▸ **Your objective**:
Please write out the material below exactly as given.

▸ **Entries shown**:
###
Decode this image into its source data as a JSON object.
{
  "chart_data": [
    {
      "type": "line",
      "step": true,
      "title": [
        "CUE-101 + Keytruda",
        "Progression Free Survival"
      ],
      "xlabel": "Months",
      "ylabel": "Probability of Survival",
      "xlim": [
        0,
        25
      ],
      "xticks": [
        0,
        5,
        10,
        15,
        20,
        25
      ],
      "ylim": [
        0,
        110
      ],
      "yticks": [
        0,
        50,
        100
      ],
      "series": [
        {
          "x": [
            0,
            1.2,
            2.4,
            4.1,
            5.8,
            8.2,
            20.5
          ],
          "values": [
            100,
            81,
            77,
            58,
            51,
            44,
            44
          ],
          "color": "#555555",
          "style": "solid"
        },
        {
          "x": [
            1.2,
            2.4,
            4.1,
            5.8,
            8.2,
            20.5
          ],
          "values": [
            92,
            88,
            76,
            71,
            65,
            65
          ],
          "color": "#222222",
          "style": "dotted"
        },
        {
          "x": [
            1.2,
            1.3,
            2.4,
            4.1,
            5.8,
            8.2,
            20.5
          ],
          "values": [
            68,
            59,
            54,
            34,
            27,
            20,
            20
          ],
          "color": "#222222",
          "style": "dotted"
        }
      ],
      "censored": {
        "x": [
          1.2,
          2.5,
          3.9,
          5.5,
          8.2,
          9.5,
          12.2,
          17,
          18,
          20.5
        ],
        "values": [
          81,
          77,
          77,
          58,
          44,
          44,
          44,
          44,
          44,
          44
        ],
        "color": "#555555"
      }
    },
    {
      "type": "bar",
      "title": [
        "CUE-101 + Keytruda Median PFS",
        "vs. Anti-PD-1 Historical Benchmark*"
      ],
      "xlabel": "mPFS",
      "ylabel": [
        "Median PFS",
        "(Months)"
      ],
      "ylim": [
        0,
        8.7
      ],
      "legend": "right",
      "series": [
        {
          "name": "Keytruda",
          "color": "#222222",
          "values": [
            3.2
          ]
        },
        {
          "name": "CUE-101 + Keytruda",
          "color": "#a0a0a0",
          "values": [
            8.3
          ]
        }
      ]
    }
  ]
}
###
▸ **Reply to the task**:
Decode this image into its source data as a JSON object.
{
  "chart_data": [
    {
      "type": "line",
      "step": true,
      "title": [
        "CUE-101 + Keytruda",
        "Progression Free Survival"
      ],
      "xlabel": "Months",
      "ylabel": "Probability of Survival",
      "xlim": [
        0,
        25
      ],
      "xticks": [
        0,
        5,
        10,
        15,
        20,
        25
      ],
      "ylim": [
        0,
        110
      ],
      "yticks": [
        0,
        50,
        100
      ],
      "series": [
        {
          "x": [
            0,
            1.2,
            2.4,
            4.1,
            5.8,
            8.2,
            20.5
          ],
          "values": [
            100,
            81,
            77,
            58,
            51,
            44,
            44
          ],
          "color": "#555555",
          "style": "solid"
        },
        {
          "x": [
            1.2,
            2.4,
            4.1,
            5.8,
            8.2,
            20.5
          ],
          "values": [
            92,
            88,
            76,
            71,
            65,
            65
          ],
          "color": "#222222",
          "style": "dotted"
        },
        {
          "x": [
            1.2,
            1.3,
            2.4,
            4.1,
            5.8,
            8.2,
            20.5
          ],
          "values": [
            68,
            59,
            54,
            34,
            27,
            20,
            20
          ],
          "color": "#222222",
          "style": "dotted"
        }
      ],
      "censored": {
        "x": [
          1.2,
          2.5,
          3.9,
          5.5,
          8.2,
          9.5,
          12.2,
          17,
          18,
          20.5
        ],
        "values": [
          81,
          77,
          77,
          58,
          44,
          44,
          44,
          44,
          44,
          44
        ],
        "color": "#555555"
      }
    },
    {
      "type": "bar",
      "title": [
        "CUE-101 + Keytruda Median PFS",
        "vs. Anti-PD-1 Historical Benchmark*"
      ],
      "xlabel": "mPFS",
      "ylabel": [
        "Median PFS",
        "(Months)"
      ],
      "ylim": [
        0,
        8.7
      ],
      "legend": "right",
      "series": [
        {
          "name": "Keytruda",
          "color": "#222222",
          "values": [
            3.2
          ]
        },
        {
          "name": "CUE-101 + Keytruda",
          "color": "#a0a0a0",
          "values": [
            8.3
          ]
        }
      ]
    }
  ]
}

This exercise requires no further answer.